**Given exercise:** Your task is to transcribe all the entries exactly, excluding pictures.

**Provided entries:**
--- BEGIN ---
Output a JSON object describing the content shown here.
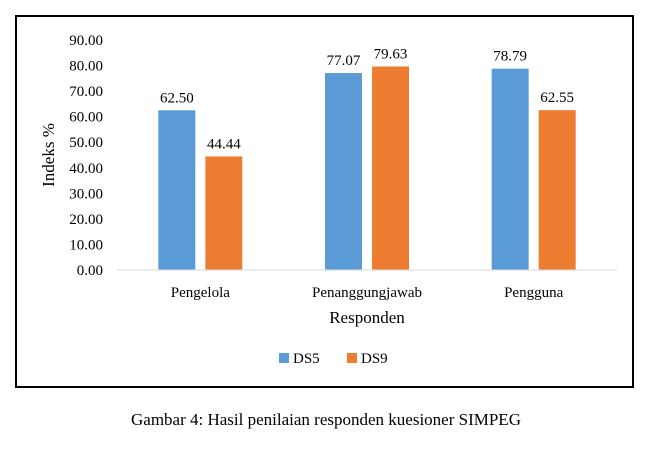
{
  "caption": "Gambar 4:  Hasil penilaian responden kuesioner SIMPEG",
  "chart_data": {
    "type": "bar",
    "title": "",
    "xlabel": "Responden",
    "ylabel": "Indeks %",
    "categories": [
      "Pengelola",
      "Penanggungjawab",
      "Pengguna"
    ],
    "series": [
      {
        "name": "DS5",
        "color": "#5b9bd5",
        "values": [
          62.5,
          77.07,
          78.79
        ],
        "labels": [
          "62.50",
          "77.07",
          "78.79"
        ]
      },
      {
        "name": "DS9",
        "color": "#ed7d31",
        "values": [
          44.44,
          79.63,
          62.55
        ],
        "labels": [
          "44.44",
          "79.63",
          "62.55"
        ]
      }
    ],
    "ylim": [
      0,
      90
    ],
    "yticks": [
      "0.00",
      "10.00",
      "20.00",
      "30.00",
      "40.00",
      "50.00",
      "60.00",
      "70.00",
      "80.00",
      "90.00"
    ],
    "grid": false,
    "legend_position": "bottom"
  }
}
--- END ---
**Complete response:**
Output a JSON object describing the content shown here.
{
  "caption": "Gambar 4:  Hasil penilaian responden kuesioner SIMPEG",
  "chart_data": {
    "type": "bar",
    "title": "",
    "xlabel": "Responden",
    "ylabel": "Indeks %",
    "categories": [
      "Pengelola",
      "Penanggungjawab",
      "Pengguna"
    ],
    "series": [
      {
        "name": "DS5",
        "color": "#5b9bd5",
        "values": [
          62.5,
          77.07,
          78.79
        ],
        "labels": [
          "62.50",
          "77.07",
          "78.79"
        ]
      },
      {
        "name": "DS9",
        "color": "#ed7d31",
        "values": [
          44.44,
          79.63,
          62.55
        ],
        "labels": [
          "44.44",
          "79.63",
          "62.55"
        ]
      }
    ],
    "ylim": [
      0,
      90
    ],
    "yticks": [
      "0.00",
      "10.00",
      "20.00",
      "30.00",
      "40.00",
      "50.00",
      "60.00",
      "70.00",
      "80.00",
      "90.00"
    ],
    "grid": false,
    "legend_position": "bottom"
  }
}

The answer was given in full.